| What is required |
Your task is to extract every line from the material below exactly.

[Saved data entries]
<<<<

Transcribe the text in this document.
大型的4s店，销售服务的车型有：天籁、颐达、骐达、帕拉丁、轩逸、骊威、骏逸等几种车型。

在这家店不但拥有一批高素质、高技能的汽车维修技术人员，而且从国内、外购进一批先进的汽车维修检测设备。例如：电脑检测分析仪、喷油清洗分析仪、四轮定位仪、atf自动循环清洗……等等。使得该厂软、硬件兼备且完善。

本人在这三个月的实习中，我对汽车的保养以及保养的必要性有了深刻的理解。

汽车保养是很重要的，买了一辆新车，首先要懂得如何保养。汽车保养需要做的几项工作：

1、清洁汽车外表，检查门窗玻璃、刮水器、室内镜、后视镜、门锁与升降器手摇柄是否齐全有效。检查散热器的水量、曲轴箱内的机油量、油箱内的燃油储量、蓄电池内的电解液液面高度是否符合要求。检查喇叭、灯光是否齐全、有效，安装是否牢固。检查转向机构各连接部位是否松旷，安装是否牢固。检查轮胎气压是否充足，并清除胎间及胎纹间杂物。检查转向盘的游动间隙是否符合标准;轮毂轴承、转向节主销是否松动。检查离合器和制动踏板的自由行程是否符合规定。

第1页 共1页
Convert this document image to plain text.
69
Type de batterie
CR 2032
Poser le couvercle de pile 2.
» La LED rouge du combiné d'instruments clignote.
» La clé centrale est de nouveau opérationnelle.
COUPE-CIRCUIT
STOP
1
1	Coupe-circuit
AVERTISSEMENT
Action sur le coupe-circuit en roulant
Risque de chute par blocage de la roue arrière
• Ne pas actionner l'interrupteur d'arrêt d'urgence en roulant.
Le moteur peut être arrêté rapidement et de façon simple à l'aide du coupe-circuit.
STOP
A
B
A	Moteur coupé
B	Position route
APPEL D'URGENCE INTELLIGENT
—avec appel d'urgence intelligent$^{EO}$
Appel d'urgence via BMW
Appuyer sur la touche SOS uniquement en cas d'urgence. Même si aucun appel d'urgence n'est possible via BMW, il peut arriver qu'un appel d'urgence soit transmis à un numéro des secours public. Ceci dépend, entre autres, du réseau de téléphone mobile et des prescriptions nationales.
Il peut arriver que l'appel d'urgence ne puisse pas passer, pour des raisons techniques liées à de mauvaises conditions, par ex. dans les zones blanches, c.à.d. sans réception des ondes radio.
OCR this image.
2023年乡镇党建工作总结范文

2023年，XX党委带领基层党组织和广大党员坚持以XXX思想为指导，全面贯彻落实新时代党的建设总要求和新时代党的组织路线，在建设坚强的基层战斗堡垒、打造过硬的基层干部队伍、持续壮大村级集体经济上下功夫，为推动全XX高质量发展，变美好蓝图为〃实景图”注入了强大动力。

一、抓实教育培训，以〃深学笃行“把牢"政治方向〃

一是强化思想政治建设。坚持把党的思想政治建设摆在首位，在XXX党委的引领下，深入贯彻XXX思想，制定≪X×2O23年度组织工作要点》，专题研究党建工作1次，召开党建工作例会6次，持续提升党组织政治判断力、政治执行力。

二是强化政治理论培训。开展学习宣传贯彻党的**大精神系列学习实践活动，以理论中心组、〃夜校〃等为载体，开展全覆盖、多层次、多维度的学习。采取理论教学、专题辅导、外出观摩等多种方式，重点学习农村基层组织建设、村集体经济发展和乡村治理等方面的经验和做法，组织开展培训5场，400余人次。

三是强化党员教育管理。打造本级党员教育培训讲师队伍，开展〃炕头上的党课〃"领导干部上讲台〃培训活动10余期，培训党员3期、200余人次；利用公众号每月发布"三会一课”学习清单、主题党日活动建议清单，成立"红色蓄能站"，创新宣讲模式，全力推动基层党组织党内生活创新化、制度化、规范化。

>>>>

| Answer to the problem |
Transcribe the text in this document.
大型的4s店，销售服务的车型有：天籁、颐达、骐达、帕拉丁、轩逸、骊威、骏逸等几种车型。

在这家店不但拥有一批高素质、高技能的汽车维修技术人员，而且从国内、外购进一批先进的汽车维修检测设备。例如：电脑检测分析仪、喷油清洗分析仪、四轮定位仪、atf自动循环清洗……等等。使得该厂软、硬件兼备且完善。

本人在这三个月的实习中，我对汽车的保养以及保养的必要性有了深刻的理解。

汽车保养是很重要的，买了一辆新车，首先要懂得如何保养。汽车保养需要做的几项工作：

1、清洁汽车外表，检查门窗玻璃、刮水器、室内镜、后视镜、门锁与升降器手摇柄是否齐全有效。检查散热器的水量、曲轴箱内的机油量、油箱内的燃油储量、蓄电池内的电解液液面高度是否符合要求。检查喇叭、灯光是否齐全、有效，安装是否牢固。检查转向机构各连接部位是否松旷，安装是否牢固。检查轮胎气压是否充足，并清除胎间及胎纹间杂物。检查转向盘的游动间隙是否符合标准;轮毂轴承、转向节主销是否松动。检查离合器和制动踏板的自由行程是否符合规定。

第1页 共1页
Convert this document image to plain text.
69
Type de batterie
CR 2032
Poser le couvercle de pile 2.
» La LED rouge du combiné d'instruments clignote.
» La clé centrale est de nouveau opérationnelle.
COUPE-CIRCUIT
STOP
1
1	Coupe-circuit
AVERTISSEMENT
Action sur le coupe-circuit en roulant
Risque de chute par blocage de la roue arrière
• Ne pas actionner l'interrupteur d'arrêt d'urgence en roulant.
Le moteur peut être arrêté rapidement et de façon simple à l'aide du coupe-circuit.
STOP
A
B
A	Moteur coupé
B	Position route
APPEL D'URGENCE INTELLIGENT
—avec appel d'urgence intelligent$^{EO}$
Appel d'urgence via BMW
Appuyer sur la touche SOS uniquement en cas d'urgence. Même si aucun appel d'urgence n'est possible via BMW, il peut arriver qu'un appel d'urgence soit transmis à un numéro des secours public. Ceci dépend, entre autres, du réseau de téléphone mobile et des prescriptions nationales.
Il peut arriver que l'appel d'urgence ne puisse pas passer, pour des raisons techniques liées à de mauvaises conditions, par ex. dans les zones blanches, c.à.d. sans réception des ondes radio.
OCR this image.
2023年乡镇党建工作总结范文

2023年，XX党委带领基层党组织和广大党员坚持以XXX思想为指导，全面贯彻落实新时代党的建设总要求和新时代党的组织路线，在建设坚强的基层战斗堡垒、打造过硬的基层干部队伍、持续壮大村级集体经济上下功夫，为推动全XX高质量发展，变美好蓝图为〃实景图”注入了强大动力。

一、抓实教育培训，以〃深学笃行“把牢"政治方向〃

一是强化思想政治建设。坚持把党的思想政治建设摆在首位，在XXX党委的引领下，深入贯彻XXX思想，制定≪X×2O23年度组织工作要点》，专题研究党建工作1次，召开党建工作例会6次，持续提升党组织政治判断力、政治执行力。

二是强化政治理论培训。开展学习宣传贯彻党的**大精神系列学习实践活动，以理论中心组、〃夜校〃等为载体，开展全覆盖、多层次、多维度的学习。采取理论教学、专题辅导、外出观摩等多种方式，重点学习农村基层组织建设、村集体经济发展和乡村治理等方面的经验和做法，组织开展培训5场，400余人次。

三是强化党员教育管理。打造本级党员教育培训讲师队伍，开展〃炕头上的党课〃"领导干部上讲台〃培训活动10余期，培训党员3期、200余人次；利用公众号每月发布"三会一课”学习清单、主题党日活动建议清单，成立"红色蓄能站"，创新宣讲模式，全力推动基层党组织党内生活创新化、制度化、规范化。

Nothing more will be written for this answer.